▶ Excerpted data:
--

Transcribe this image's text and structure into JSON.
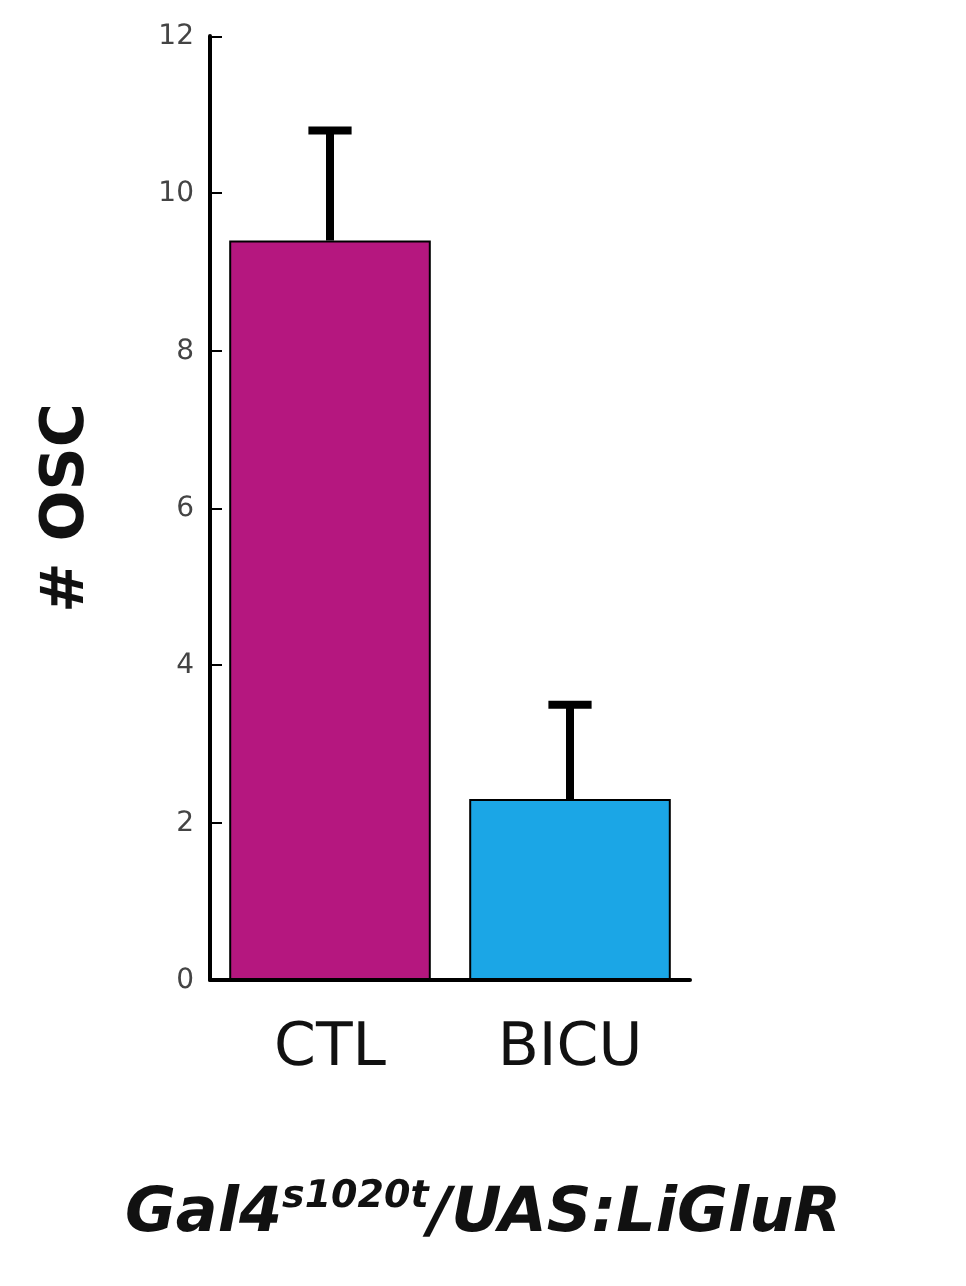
{
  "chart_data": {
    "type": "bar",
    "ylabel": "# OSC",
    "xlabel": "Gal4$^{s1020t}$/UAS:LiGluR",
    "categories": [
      "CTL",
      "BICU"
    ],
    "values": [
      9.4,
      2.3
    ],
    "colors": [
      "#b5177f",
      "#1ba6e6"
    ],
    "errors": [
      [
        9.4,
        10.8
      ],
      [
        2.3,
        3.5
      ]
    ],
    "ylim": [
      0,
      12
    ],
    "yticks": [
      0,
      2,
      4,
      6,
      8,
      10,
      12
    ],
    "grid": false
  }
}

--

▶ Task: Omit all pictures while transcribing the entries verbatim.

▶ Complete output:
Transcribe this image's text and structure into JSON.
{
  "chart_data": {
    "type": "bar",
    "ylabel": "# OSC",
    "xlabel": "Gal4$^{s1020t}$/UAS:LiGluR",
    "categories": [
      "CTL",
      "BICU"
    ],
    "values": [
      9.4,
      2.3
    ],
    "colors": [
      "#b5177f",
      "#1ba6e6"
    ],
    "errors": [
      [
        9.4,
        10.8
      ],
      [
        2.3,
        3.5
      ]
    ],
    "ylim": [
      0,
      12
    ],
    "yticks": [
      0,
      2,
      4,
      6,
      8,
      10,
      12
    ],
    "grid": false
  }
}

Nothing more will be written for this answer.